§ **Exercise brief**
Look for the string "tend" in every line, and copy each line that has it.
* Start Records provided *
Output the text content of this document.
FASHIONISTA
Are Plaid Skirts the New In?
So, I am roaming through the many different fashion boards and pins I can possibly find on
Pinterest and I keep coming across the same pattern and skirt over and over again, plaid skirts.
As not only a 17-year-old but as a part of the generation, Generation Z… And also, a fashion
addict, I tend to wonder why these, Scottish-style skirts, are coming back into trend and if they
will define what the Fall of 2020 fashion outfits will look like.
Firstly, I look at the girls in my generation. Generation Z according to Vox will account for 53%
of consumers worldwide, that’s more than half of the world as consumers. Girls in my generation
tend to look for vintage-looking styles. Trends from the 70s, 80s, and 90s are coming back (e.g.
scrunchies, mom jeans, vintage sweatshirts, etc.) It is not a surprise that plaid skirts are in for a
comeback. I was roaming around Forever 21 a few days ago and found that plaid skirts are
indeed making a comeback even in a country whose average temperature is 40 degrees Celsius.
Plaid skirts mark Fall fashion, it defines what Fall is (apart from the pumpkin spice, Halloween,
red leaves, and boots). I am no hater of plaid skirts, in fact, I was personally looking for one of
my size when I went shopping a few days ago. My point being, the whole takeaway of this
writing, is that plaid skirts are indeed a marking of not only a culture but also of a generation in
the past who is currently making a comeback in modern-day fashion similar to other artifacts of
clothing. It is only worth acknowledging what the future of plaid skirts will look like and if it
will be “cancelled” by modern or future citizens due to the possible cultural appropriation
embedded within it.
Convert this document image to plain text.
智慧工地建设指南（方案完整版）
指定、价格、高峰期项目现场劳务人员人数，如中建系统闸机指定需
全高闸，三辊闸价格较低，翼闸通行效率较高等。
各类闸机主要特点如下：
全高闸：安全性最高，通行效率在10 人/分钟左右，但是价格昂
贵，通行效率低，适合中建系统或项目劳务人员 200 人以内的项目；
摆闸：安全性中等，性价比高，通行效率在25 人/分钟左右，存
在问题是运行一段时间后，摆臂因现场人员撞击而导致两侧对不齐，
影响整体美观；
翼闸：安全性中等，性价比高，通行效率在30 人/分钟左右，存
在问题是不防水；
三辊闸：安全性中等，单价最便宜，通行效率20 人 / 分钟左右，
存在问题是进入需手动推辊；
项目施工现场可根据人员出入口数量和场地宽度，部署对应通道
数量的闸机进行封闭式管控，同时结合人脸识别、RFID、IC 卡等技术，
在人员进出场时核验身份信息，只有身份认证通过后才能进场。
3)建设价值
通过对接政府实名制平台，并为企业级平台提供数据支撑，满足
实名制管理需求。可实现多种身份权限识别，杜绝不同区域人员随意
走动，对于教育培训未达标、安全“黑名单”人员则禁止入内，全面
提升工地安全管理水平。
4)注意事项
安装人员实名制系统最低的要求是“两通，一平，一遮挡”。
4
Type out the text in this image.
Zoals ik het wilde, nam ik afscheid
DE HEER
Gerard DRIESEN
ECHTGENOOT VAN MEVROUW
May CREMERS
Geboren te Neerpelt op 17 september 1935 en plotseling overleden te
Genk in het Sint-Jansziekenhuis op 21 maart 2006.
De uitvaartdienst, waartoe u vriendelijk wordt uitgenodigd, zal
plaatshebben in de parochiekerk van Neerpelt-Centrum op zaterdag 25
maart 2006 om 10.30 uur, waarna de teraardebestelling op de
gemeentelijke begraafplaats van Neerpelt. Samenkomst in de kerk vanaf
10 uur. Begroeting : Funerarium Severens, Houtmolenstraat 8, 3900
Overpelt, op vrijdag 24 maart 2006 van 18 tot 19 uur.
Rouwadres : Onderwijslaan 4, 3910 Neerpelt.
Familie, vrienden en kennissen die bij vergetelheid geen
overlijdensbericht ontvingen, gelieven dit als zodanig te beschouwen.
* End Records provided *
§ **The solution**
addict, I tend to wonder why these, Scottish-style skirts, are coming back into trend and if they
tend to look for vintage-looking styles. Trends from the 70s, 80s, and 90s are coming back (e.g.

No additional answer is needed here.